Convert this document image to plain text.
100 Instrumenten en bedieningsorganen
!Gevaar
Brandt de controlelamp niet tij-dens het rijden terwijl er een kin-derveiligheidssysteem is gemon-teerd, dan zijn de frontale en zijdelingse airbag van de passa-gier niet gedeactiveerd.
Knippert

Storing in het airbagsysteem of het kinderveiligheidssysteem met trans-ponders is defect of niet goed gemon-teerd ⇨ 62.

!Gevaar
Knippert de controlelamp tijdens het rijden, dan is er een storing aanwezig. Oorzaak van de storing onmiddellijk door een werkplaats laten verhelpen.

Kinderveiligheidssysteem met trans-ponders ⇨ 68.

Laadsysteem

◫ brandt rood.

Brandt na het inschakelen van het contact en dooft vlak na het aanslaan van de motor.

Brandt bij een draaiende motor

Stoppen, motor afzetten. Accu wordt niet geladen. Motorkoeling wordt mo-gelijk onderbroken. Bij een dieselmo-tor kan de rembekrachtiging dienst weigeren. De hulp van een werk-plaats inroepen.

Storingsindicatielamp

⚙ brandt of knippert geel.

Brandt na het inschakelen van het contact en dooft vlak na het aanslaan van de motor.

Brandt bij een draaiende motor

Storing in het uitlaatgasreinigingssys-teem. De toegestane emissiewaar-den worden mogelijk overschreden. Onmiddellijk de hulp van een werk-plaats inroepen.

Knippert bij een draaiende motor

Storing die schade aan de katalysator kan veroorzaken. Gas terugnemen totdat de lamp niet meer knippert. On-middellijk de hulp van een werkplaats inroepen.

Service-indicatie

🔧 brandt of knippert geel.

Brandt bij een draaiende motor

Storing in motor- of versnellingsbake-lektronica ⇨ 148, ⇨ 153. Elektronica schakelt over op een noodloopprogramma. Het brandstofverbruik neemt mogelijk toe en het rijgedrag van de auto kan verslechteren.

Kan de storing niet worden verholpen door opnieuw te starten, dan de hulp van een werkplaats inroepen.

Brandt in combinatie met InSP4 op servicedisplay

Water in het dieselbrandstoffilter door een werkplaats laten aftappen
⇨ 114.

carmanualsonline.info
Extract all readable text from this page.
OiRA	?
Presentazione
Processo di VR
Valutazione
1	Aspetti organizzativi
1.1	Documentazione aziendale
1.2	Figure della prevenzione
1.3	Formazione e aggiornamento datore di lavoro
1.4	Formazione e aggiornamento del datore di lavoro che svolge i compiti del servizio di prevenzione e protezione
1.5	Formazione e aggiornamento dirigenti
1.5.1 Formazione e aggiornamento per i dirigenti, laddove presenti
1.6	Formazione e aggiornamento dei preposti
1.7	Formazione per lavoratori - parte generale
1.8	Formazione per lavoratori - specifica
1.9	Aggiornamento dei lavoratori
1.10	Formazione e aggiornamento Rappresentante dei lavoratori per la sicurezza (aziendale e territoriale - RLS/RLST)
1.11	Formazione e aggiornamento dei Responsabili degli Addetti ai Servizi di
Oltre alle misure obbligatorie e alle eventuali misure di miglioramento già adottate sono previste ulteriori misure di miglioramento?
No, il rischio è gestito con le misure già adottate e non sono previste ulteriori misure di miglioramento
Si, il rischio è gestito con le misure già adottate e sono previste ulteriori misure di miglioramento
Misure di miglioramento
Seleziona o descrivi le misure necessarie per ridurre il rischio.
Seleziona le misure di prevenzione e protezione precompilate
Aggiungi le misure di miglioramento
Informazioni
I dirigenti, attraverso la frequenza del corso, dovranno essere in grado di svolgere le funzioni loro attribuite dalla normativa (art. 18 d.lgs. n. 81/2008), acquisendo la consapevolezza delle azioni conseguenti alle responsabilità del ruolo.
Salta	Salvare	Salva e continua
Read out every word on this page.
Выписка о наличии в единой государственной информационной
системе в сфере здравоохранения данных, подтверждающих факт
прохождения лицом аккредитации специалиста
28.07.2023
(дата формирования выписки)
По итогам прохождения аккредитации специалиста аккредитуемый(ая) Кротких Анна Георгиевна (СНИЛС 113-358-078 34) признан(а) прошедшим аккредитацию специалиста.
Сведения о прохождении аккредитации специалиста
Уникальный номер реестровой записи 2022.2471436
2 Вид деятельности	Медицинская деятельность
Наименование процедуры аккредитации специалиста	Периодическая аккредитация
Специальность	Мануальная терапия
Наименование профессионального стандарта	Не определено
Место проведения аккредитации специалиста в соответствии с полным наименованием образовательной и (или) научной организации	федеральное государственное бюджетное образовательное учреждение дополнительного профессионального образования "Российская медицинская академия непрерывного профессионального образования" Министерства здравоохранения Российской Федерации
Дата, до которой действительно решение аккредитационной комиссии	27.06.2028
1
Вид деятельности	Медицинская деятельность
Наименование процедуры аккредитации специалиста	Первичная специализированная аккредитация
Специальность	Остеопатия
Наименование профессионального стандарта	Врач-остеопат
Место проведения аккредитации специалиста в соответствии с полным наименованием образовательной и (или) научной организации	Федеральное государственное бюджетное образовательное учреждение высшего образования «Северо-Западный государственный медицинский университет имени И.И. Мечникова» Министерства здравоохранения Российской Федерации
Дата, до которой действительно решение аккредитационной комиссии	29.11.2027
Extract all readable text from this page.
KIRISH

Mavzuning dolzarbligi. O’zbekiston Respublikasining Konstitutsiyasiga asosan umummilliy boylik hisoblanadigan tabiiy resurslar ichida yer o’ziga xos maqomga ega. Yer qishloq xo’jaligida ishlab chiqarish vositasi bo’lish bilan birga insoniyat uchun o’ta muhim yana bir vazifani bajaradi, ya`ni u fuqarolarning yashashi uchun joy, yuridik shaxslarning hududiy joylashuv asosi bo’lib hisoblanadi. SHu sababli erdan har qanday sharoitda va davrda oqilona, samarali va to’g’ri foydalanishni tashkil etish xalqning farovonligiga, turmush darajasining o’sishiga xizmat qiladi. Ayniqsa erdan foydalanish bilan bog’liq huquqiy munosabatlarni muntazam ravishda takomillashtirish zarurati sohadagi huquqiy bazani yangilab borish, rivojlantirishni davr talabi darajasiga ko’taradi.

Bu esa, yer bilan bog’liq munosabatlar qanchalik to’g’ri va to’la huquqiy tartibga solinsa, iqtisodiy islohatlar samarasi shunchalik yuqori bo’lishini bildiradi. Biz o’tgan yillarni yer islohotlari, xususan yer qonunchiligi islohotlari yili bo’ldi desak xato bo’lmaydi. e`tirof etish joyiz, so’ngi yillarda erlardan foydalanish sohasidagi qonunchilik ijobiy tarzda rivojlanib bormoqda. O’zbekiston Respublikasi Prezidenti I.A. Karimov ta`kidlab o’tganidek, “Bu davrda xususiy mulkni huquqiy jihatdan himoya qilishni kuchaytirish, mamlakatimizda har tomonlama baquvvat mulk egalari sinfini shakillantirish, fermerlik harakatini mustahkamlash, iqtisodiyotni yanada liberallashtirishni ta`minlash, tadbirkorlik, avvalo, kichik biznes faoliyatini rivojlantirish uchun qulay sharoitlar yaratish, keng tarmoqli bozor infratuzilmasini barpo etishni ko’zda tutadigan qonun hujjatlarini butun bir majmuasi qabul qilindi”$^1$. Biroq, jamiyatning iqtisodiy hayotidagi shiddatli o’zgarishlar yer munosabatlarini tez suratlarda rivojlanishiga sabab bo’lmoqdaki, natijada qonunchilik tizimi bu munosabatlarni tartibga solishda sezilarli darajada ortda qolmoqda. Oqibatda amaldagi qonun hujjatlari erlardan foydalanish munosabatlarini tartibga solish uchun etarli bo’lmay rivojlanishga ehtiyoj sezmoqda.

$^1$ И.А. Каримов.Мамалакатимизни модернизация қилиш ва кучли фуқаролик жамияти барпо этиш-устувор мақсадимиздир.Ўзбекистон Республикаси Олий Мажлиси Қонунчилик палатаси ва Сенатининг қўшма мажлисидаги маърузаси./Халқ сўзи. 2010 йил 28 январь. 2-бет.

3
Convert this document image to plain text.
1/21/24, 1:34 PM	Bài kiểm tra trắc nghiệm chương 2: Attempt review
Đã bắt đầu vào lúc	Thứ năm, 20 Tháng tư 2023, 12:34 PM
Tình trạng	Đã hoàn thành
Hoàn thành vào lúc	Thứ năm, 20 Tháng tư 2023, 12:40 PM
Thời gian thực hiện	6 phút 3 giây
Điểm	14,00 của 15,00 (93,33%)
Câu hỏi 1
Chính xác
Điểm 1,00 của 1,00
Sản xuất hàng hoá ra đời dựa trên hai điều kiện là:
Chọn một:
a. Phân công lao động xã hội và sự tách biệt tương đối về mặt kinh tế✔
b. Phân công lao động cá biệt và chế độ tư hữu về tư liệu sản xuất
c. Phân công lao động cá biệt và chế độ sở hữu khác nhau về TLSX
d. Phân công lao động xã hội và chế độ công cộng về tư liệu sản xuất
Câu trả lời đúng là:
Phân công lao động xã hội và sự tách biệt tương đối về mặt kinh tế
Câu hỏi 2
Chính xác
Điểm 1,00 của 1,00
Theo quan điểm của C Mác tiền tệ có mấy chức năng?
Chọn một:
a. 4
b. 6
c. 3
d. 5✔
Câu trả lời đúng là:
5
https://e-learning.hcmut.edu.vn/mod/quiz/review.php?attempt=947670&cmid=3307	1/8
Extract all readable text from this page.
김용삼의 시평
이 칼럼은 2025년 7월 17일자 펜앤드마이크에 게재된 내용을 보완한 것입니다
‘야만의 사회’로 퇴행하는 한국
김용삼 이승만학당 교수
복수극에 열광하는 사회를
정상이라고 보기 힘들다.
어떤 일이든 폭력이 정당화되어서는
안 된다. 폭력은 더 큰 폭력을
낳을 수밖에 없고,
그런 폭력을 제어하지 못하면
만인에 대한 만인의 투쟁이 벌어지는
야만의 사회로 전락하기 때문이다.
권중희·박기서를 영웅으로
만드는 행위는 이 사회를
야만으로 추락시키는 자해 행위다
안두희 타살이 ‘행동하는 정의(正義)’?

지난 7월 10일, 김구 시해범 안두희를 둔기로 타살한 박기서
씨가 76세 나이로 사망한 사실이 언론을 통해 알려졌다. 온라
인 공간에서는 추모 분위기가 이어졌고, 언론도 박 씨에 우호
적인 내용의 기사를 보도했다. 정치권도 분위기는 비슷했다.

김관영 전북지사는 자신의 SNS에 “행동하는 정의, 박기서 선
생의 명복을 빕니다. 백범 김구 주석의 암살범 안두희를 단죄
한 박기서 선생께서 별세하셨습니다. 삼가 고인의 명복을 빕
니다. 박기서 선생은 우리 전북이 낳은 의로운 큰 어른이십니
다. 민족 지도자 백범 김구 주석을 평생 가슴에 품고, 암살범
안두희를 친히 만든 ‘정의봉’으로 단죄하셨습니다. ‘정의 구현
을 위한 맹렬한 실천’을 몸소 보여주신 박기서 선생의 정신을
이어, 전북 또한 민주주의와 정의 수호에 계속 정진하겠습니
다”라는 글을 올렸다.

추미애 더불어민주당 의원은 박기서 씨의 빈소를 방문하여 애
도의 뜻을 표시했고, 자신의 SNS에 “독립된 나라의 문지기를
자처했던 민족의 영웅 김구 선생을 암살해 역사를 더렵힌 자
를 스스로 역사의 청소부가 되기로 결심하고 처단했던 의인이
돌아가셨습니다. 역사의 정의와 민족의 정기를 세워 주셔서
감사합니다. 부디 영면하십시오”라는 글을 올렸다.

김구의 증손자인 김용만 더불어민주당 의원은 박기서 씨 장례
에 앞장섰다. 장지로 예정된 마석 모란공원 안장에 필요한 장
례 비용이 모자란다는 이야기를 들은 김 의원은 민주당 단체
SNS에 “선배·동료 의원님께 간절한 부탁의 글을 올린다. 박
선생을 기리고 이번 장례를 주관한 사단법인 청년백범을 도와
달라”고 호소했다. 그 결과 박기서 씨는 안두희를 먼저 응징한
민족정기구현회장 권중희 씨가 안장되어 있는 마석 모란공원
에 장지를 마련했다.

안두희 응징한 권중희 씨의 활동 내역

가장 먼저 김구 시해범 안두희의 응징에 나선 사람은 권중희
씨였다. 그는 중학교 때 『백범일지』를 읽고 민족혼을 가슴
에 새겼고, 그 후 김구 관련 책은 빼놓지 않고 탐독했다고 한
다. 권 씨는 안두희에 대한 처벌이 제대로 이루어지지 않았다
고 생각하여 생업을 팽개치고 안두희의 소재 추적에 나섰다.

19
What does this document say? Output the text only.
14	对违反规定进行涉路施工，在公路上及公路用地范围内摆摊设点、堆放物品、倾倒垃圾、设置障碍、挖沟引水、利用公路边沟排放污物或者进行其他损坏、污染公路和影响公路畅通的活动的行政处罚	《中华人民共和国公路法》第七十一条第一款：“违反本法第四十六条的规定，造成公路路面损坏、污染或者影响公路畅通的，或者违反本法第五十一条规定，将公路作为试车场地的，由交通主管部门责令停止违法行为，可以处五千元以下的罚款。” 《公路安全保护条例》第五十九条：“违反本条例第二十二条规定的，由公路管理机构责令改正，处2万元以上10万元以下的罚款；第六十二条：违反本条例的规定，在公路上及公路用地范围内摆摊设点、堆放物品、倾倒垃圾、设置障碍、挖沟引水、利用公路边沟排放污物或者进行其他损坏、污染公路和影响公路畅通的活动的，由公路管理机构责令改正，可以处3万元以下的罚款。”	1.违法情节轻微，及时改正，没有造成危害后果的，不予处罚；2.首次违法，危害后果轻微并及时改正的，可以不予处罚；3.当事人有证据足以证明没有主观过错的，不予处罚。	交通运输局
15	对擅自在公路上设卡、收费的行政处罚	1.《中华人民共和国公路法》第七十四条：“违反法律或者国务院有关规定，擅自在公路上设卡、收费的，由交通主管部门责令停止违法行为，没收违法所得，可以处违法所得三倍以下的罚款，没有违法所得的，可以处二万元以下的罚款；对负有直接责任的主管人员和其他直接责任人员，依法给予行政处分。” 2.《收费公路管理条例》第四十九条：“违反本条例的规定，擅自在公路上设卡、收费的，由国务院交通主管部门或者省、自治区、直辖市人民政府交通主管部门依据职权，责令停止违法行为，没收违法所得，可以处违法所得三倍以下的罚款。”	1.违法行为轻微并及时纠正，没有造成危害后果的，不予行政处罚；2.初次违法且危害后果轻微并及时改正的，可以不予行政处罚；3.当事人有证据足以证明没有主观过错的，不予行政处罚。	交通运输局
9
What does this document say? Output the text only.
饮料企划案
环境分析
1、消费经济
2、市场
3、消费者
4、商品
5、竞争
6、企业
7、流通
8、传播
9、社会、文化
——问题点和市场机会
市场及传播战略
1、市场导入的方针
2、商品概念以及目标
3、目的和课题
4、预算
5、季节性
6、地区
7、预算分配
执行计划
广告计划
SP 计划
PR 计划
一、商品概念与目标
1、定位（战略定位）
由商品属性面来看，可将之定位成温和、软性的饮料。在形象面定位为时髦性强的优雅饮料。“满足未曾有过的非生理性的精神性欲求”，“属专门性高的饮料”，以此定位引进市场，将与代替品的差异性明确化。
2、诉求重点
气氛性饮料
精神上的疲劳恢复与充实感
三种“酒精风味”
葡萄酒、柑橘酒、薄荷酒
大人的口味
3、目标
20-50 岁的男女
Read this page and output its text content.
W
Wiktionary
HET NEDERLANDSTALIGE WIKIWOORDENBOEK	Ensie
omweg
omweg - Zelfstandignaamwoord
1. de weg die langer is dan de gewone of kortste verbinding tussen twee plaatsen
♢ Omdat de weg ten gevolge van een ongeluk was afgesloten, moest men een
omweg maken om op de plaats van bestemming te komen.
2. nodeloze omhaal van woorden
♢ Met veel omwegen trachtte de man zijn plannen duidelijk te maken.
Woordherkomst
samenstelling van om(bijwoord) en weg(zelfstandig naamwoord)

::::::::

▶ [Exercise goal]
Repeat only the lines running from the line that contains "Read this page and output its text content." through the last line above, inclusive.

▶ [Expected answer]
Read this page and output its text content.
W
Wiktionary
HET NEDERLANDSTALIGE WIKIWOORDENBOEK	Ensie
omweg
omweg - Zelfstandignaamwoord
1. de weg die langer is dan de gewone of kortste verbinding tussen twee plaatsen
♢ Omdat de weg ten gevolge van een ongeluk was afgesloten, moest men een
omweg maken om op de plaats van bestemming te komen.
2. nodeloze omhaal van woorden
♢ Met veel omwegen trachtte de man zijn plannen duidelijk te maken.
Woordherkomst
samenstelling van om(bijwoord) en weg(zelfstandig naamwoord)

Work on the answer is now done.